------ Data provided

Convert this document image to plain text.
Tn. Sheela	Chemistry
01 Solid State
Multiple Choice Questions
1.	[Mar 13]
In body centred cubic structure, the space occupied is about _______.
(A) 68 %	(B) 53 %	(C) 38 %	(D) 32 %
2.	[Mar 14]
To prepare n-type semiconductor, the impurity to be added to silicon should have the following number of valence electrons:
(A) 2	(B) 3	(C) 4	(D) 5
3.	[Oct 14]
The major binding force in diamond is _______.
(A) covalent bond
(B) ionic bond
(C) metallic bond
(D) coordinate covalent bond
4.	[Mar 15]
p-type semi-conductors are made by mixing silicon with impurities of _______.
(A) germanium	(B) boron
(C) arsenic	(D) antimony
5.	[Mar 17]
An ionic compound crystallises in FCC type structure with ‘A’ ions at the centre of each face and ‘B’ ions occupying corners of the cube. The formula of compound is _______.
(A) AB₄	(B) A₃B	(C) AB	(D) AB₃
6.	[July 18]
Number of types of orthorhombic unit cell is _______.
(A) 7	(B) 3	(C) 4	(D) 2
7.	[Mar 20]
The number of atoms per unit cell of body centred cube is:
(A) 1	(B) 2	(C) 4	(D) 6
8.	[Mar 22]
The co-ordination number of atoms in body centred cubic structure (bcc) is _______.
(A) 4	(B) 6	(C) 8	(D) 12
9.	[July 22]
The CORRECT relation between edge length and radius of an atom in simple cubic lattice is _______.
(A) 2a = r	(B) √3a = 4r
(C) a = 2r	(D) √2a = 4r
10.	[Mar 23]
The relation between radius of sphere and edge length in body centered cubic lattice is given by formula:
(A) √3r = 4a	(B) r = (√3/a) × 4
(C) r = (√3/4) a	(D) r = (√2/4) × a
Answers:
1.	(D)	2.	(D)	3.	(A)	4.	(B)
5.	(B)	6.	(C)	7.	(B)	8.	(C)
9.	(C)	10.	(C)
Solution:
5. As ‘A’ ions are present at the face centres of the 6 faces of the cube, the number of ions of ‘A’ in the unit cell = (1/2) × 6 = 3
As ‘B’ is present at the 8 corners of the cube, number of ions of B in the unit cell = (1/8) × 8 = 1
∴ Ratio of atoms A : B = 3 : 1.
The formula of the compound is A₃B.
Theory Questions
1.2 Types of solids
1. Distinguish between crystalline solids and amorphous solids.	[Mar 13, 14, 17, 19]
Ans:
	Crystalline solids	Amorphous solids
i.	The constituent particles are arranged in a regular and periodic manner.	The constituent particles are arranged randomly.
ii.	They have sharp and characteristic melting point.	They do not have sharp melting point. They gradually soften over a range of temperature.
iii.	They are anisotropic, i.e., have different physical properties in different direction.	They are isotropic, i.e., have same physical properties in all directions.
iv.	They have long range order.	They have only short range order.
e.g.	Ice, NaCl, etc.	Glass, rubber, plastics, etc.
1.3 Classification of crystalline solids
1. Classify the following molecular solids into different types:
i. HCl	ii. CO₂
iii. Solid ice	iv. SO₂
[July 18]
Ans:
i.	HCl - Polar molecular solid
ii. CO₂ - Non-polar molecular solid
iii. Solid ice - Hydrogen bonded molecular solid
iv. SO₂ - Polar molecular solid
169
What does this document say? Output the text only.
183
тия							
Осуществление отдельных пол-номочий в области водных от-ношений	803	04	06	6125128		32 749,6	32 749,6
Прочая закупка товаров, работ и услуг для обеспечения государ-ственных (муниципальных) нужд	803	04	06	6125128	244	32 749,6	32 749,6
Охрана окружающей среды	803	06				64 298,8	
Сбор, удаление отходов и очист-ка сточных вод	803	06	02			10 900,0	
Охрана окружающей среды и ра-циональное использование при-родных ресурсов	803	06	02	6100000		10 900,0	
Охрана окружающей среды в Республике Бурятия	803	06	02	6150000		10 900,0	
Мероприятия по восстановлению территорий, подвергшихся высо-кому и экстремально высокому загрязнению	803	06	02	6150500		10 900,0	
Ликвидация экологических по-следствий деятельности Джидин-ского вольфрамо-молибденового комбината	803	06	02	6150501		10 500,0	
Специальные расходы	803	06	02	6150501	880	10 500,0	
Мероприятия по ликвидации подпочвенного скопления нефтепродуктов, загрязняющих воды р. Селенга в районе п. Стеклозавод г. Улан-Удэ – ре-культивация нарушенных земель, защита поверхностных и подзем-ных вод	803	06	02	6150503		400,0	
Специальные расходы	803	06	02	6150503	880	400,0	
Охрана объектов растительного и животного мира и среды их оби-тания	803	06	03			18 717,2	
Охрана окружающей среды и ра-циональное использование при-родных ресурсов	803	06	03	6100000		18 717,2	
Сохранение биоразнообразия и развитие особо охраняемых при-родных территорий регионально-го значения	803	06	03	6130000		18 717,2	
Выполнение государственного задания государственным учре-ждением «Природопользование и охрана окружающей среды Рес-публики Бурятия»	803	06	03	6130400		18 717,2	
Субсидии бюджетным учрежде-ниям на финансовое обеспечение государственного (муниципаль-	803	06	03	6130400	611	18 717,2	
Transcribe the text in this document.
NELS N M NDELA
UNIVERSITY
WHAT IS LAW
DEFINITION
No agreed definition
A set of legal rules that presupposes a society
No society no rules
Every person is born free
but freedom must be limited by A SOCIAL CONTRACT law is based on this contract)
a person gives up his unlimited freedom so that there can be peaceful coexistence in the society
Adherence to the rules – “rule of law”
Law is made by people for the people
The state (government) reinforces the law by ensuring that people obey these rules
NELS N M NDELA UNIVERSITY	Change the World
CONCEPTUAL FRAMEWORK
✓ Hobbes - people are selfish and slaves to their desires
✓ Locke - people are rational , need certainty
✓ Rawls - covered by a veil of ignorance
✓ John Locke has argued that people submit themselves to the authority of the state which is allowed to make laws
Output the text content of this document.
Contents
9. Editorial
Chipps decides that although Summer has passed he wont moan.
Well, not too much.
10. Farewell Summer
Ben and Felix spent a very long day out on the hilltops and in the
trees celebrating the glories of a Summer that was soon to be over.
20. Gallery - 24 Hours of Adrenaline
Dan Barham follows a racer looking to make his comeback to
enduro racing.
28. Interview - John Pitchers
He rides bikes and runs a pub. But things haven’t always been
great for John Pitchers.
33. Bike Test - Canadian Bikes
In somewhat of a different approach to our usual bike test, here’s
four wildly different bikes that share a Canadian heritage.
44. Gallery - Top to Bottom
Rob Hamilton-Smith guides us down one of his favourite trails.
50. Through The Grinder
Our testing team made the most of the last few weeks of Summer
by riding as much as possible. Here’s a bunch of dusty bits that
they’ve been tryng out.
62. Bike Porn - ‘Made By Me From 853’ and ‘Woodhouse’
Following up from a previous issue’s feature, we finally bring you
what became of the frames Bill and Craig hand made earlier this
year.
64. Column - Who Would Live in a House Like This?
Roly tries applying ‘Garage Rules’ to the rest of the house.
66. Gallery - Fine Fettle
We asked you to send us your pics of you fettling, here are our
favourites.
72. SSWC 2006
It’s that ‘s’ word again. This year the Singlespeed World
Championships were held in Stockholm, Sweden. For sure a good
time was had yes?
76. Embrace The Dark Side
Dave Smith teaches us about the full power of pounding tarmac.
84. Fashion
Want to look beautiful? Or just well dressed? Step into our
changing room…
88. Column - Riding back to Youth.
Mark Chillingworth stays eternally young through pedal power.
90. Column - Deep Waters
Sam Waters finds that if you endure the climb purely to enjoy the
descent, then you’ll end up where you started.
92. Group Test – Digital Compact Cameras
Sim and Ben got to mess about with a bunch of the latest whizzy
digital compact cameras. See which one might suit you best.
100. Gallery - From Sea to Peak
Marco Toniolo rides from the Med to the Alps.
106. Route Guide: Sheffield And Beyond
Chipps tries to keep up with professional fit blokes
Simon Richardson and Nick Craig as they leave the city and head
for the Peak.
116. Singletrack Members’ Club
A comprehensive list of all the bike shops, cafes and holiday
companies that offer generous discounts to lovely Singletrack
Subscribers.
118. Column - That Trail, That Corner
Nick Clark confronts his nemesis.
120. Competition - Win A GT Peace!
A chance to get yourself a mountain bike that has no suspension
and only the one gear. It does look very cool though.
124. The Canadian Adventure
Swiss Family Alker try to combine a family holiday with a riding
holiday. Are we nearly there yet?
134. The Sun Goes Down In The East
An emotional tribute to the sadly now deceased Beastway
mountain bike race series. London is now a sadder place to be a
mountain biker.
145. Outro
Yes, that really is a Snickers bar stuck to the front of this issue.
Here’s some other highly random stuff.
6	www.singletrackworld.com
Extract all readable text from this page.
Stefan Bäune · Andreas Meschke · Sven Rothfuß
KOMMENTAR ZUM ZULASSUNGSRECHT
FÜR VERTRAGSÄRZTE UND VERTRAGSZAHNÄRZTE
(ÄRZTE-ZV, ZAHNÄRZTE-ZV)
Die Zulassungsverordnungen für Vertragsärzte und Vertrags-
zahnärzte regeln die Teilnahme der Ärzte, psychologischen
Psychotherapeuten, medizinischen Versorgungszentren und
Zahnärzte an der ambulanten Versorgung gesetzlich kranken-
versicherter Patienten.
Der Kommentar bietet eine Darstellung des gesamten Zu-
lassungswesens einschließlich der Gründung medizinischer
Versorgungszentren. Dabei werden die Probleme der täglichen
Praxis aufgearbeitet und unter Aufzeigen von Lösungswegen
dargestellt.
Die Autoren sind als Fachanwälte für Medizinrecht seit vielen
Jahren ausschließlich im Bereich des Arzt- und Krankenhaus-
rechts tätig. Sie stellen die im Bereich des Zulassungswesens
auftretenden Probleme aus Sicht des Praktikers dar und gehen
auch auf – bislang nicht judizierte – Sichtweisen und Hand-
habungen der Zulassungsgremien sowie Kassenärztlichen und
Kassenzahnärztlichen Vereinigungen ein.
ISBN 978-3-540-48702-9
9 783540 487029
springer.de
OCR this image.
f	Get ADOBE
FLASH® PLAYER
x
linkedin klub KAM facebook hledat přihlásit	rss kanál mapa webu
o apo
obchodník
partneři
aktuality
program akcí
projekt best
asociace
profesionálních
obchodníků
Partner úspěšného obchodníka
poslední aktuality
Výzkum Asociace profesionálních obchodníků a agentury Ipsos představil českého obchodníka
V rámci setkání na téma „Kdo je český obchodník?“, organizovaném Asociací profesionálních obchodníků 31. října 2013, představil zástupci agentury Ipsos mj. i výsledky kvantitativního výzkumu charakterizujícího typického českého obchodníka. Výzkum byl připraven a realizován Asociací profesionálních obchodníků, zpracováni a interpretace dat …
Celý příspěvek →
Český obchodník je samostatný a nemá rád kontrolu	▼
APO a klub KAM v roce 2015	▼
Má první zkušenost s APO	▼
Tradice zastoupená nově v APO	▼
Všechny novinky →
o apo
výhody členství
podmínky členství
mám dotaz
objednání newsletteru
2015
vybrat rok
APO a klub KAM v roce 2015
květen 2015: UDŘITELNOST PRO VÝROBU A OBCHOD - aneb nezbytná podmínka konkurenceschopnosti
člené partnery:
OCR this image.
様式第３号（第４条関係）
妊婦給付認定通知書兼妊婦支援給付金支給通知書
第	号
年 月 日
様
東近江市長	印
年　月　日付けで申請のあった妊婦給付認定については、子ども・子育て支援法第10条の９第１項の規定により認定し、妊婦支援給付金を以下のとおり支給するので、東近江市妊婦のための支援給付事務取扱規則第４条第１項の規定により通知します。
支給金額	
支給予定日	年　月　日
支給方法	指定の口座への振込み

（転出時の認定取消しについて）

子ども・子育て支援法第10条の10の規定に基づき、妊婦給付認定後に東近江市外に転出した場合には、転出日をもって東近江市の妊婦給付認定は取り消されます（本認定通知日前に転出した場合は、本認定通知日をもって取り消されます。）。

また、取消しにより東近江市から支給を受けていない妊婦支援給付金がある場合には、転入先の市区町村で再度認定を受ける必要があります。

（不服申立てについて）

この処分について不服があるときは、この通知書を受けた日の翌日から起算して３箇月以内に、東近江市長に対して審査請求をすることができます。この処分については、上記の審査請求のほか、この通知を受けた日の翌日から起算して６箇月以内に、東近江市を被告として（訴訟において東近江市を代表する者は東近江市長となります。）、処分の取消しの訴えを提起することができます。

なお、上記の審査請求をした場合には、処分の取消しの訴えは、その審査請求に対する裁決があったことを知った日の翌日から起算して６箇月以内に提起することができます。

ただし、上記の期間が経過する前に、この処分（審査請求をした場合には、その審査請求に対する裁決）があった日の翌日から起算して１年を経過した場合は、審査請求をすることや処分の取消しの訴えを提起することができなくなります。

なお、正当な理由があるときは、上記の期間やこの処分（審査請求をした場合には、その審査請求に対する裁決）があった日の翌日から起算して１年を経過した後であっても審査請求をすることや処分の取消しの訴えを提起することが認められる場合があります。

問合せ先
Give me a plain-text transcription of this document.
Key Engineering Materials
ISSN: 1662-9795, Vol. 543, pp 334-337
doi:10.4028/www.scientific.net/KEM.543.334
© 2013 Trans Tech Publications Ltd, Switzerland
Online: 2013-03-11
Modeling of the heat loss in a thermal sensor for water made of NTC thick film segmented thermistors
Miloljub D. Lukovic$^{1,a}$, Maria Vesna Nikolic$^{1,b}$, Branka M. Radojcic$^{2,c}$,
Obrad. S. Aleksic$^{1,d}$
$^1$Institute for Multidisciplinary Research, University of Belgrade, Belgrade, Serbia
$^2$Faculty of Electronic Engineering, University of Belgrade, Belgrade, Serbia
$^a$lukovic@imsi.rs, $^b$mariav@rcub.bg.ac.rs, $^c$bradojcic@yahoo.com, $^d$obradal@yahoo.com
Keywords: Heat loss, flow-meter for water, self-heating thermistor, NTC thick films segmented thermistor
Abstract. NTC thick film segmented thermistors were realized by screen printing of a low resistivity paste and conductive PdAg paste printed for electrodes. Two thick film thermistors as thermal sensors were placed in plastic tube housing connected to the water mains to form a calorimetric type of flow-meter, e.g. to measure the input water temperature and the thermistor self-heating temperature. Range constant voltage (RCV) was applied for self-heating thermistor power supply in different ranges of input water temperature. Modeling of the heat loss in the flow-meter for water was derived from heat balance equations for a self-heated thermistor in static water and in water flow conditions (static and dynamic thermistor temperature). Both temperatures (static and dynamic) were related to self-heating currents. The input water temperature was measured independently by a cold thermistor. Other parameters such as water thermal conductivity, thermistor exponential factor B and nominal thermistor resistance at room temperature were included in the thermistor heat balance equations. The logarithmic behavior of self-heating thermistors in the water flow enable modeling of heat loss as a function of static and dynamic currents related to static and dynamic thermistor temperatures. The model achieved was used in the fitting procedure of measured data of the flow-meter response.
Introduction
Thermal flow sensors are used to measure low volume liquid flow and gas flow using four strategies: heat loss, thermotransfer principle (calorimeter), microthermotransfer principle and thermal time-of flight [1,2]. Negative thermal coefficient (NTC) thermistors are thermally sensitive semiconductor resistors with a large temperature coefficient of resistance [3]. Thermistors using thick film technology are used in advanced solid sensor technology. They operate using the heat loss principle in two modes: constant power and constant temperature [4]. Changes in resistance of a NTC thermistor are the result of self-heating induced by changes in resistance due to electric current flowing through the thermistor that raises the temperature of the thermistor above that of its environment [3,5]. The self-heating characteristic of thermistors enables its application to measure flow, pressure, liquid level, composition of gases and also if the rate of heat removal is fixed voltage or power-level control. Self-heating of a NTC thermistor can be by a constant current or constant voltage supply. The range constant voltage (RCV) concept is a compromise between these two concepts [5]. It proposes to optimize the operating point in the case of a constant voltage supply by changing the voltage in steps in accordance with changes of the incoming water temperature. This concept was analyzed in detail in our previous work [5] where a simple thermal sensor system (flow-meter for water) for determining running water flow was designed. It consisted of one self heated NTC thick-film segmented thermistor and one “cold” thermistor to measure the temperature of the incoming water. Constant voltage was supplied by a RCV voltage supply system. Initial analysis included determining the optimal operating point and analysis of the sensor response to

------------

Written exercise:
Scan the lines above for "среды", then copy every one that has it.

Written answer:
Охрана окружающей среды	803	06				64 298,8	
Охрана окружающей среды и ра-циональное использование при-родных ресурсов	803	06	02	6100000		10 900,0	
Охрана окружающей среды в Республике Бурятия	803	06	02	6150000		10 900,0	
Охрана объектов растительного и животного мира и среды их оби-тания	803	06	03			18 717,2	
Охрана окружающей среды и ра-циональное использование при-родных ресурсов	803	06	03	6100000		18 717,2	
Выполнение государственного задания государственным учре-ждением «Природопользование и охрана окружающей среды Рес-публики Бурятия»	803	06	03	6130400		18 717,2	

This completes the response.